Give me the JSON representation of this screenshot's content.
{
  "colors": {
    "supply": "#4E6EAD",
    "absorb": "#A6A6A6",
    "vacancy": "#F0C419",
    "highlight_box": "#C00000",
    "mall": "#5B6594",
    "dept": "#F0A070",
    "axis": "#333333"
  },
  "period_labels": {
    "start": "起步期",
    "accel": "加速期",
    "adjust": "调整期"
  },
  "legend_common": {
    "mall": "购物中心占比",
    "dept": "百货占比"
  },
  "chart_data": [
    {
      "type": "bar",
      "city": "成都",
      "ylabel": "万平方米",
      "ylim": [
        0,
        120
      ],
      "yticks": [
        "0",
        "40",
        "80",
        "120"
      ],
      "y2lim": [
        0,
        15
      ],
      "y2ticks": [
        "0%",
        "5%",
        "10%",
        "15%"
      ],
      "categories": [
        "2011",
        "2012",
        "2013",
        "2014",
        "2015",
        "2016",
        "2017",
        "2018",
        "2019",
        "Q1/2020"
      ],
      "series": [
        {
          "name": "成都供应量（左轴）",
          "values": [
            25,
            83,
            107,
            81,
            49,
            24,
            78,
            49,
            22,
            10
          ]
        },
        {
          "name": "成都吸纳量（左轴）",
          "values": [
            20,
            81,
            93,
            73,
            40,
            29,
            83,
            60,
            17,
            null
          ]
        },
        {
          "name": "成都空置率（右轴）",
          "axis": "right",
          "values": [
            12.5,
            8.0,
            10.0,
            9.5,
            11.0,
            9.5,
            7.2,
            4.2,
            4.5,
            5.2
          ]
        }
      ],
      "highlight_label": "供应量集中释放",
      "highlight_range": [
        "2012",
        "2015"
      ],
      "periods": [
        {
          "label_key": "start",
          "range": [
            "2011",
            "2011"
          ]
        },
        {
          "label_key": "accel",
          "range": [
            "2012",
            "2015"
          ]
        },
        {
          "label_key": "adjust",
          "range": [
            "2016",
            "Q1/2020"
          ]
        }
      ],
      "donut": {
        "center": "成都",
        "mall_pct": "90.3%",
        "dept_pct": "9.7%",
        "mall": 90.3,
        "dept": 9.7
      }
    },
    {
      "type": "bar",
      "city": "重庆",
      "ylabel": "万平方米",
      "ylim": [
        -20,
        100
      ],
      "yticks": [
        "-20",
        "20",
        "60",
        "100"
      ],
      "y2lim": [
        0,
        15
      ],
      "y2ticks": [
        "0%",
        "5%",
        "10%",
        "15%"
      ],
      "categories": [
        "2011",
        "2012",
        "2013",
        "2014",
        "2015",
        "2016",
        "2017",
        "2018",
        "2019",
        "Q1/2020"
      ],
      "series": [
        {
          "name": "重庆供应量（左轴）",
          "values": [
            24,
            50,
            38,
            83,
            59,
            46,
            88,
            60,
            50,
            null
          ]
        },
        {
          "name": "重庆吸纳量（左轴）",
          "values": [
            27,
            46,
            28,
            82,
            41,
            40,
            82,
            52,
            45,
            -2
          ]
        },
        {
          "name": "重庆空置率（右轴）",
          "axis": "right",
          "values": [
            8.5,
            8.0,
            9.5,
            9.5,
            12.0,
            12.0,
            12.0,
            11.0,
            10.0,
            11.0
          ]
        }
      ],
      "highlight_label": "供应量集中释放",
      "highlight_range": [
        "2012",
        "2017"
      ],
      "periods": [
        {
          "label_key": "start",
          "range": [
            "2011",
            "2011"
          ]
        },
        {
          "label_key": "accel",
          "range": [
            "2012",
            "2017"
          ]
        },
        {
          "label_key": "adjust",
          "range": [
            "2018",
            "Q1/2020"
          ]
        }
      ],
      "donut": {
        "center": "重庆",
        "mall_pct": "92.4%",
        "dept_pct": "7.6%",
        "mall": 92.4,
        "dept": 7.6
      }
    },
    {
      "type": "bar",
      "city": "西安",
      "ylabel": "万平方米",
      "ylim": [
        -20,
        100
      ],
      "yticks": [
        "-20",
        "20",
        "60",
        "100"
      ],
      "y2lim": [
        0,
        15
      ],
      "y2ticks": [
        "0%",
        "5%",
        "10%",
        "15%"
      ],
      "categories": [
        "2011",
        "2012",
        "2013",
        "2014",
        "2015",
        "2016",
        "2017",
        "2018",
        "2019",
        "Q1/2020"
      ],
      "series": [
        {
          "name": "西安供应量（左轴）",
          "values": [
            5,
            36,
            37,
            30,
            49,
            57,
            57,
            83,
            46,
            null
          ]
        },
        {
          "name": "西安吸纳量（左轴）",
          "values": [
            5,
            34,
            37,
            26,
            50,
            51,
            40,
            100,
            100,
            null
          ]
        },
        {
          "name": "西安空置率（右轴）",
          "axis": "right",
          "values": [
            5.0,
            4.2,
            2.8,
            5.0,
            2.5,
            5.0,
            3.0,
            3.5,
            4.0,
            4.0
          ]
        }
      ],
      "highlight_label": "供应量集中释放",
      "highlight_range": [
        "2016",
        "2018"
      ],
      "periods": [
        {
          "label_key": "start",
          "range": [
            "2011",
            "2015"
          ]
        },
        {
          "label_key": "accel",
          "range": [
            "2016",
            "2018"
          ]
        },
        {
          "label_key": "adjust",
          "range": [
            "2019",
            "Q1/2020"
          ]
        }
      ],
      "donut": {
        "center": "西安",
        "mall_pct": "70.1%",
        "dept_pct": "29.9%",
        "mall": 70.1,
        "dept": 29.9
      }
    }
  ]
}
——
Short problem ▸ All of the entries need to be reproduced exactly; please write them out.

Exercise output ▸
Give me the JSON representation of this screenshot's content.
{
  "colors": {
    "supply": "#4E6EAD",
    "absorb": "#A6A6A6",
    "vacancy": "#F0C419",
    "highlight_box": "#C00000",
    "mall": "#5B6594",
    "dept": "#F0A070",
    "axis": "#333333"
  },
  "period_labels": {
    "start": "起步期",
    "accel": "加速期",
    "adjust": "调整期"
  },
  "legend_common": {
    "mall": "购物中心占比",
    "dept": "百货占比"
  },
  "chart_data": [
    {
      "type": "bar",
      "city": "成都",
      "ylabel": "万平方米",
      "ylim": [
        0,
        120
      ],
      "yticks": [
        "0",
        "40",
        "80",
        "120"
      ],
      "y2lim": [
        0,
        15
      ],
      "y2ticks": [
        "0%",
        "5%",
        "10%",
        "15%"
      ],
      "categories": [
        "2011",
        "2012",
        "2013",
        "2014",
        "2015",
        "2016",
        "2017",
        "2018",
        "2019",
        "Q1/2020"
      ],
      "series": [
        {
          "name": "成都供应量（左轴）",
          "values": [
            25,
            83,
            107,
            81,
            49,
            24,
            78,
            49,
            22,
            10
          ]
        },
        {
          "name": "成都吸纳量（左轴）",
          "values": [
            20,
            81,
            93,
            73,
            40,
            29,
            83,
            60,
            17,
            null
          ]
        },
        {
          "name": "成都空置率（右轴）",
          "axis": "right",
          "values": [
            12.5,
            8.0,
            10.0,
            9.5,
            11.0,
            9.5,
            7.2,
            4.2,
            4.5,
            5.2
          ]
        }
      ],
      "highlight_label": "供应量集中释放",
      "highlight_range": [
        "2012",
        "2015"
      ],
      "periods": [
        {
          "label_key": "start",
          "range": [
            "2011",
            "2011"
          ]
        },
        {
          "label_key": "accel",
          "range": [
            "2012",
            "2015"
          ]
        },
        {
          "label_key": "adjust",
          "range": [
            "2016",
            "Q1/2020"
          ]
        }
      ],
      "donut": {
        "center": "成都",
        "mall_pct": "90.3%",
        "dept_pct": "9.7%",
        "mall": 90.3,
        "dept": 9.7
      }
    },
    {
      "type": "bar",
      "city": "重庆",
      "ylabel": "万平方米",
      "ylim": [
        -20,
        100
      ],
      "yticks": [
        "-20",
        "20",
        "60",
        "100"
      ],
      "y2lim": [
        0,
        15
      ],
      "y2ticks": [
        "0%",
        "5%",
        "10%",
        "15%"
      ],
      "categories": [
        "2011",
        "2012",
        "2013",
        "2014",
        "2015",
        "2016",
        "2017",
        "2018",
        "2019",
        "Q1/2020"
      ],
      "series": [
        {
          "name": "重庆供应量（左轴）",
          "values": [
            24,
            50,
            38,
            83,
            59,
            46,
            88,
            60,
            50,
            null
          ]
        },
        {
          "name": "重庆吸纳量（左轴）",
          "values": [
            27,
            46,
            28,
            82,
            41,
            40,
            82,
            52,
            45,
            -2
          ]
        },
        {
          "name": "重庆空置率（右轴）",
          "axis": "right",
          "values": [
            8.5,
            8.0,
            9.5,
            9.5,
            12.0,
            12.0,
            12.0,
            11.0,
            10.0,
            11.0
          ]
        }
      ],
      "highlight_label": "供应量集中释放",
      "highlight_range": [
        "2012",
        "2017"
      ],
      "periods": [
        {
          "label_key": "start",
          "range": [
            "2011",
            "2011"
          ]
        },
        {
          "label_key": "accel",
          "range": [
            "2012",
            "2017"
          ]
        },
        {
          "label_key": "adjust",
          "range": [
            "2018",
            "Q1/2020"
          ]
        }
      ],
      "donut": {
        "center": "重庆",
        "mall_pct": "92.4%",
        "dept_pct": "7.6%",
        "mall": 92.4,
        "dept": 7.6
      }
    },
    {
      "type": "bar",
      "city": "西安",
      "ylabel": "万平方米",
      "ylim": [
        -20,
        100
      ],
      "yticks": [
        "-20",
        "20",
        "60",
        "100"
      ],
      "y2lim": [
        0,
        15
      ],
      "y2ticks": [
        "0%",
        "5%",
        "10%",
        "15%"
      ],
      "categories": [
        "2011",
        "2012",
        "2013",
        "2014",
        "2015",
        "2016",
        "2017",
        "2018",
        "2019",
        "Q1/2020"
      ],
      "series": [
        {
          "name": "西安供应量（左轴）",
          "values": [
            5,
            36,
            37,
            30,
            49,
            57,
            57,
            83,
            46,
            null
          ]
        },
        {
          "name": "西安吸纳量（左轴）",
          "values": [
            5,
            34,
            37,
            26,
            50,
            51,
            40,
            100,
            100,
            null
          ]
        },
        {
          "name": "西安空置率（右轴）",
          "axis": "right",
          "values": [
            5.0,
            4.2,
            2.8,
            5.0,
            2.5,
            5.0,
            3.0,
            3.5,
            4.0,
            4.0
          ]
        }
      ],
      "highlight_label": "供应量集中释放",
      "highlight_range": [
        "2016",
        "2018"
      ],
      "periods": [
        {
          "label_key": "start",
          "range": [
            "2011",
            "2015"
          ]
        },
        {
          "label_key": "accel",
          "range": [
            "2016",
            "2018"
          ]
        },
        {
          "label_key": "adjust",
          "range": [
            "2019",
            "Q1/2020"
          ]
        }
      ],
      "donut": {
        "center": "西安",
        "mall_pct": "70.1%",
        "dept_pct": "29.9%",
        "mall": 70.1,
        "dept": 29.9
      }
    }
  ]
}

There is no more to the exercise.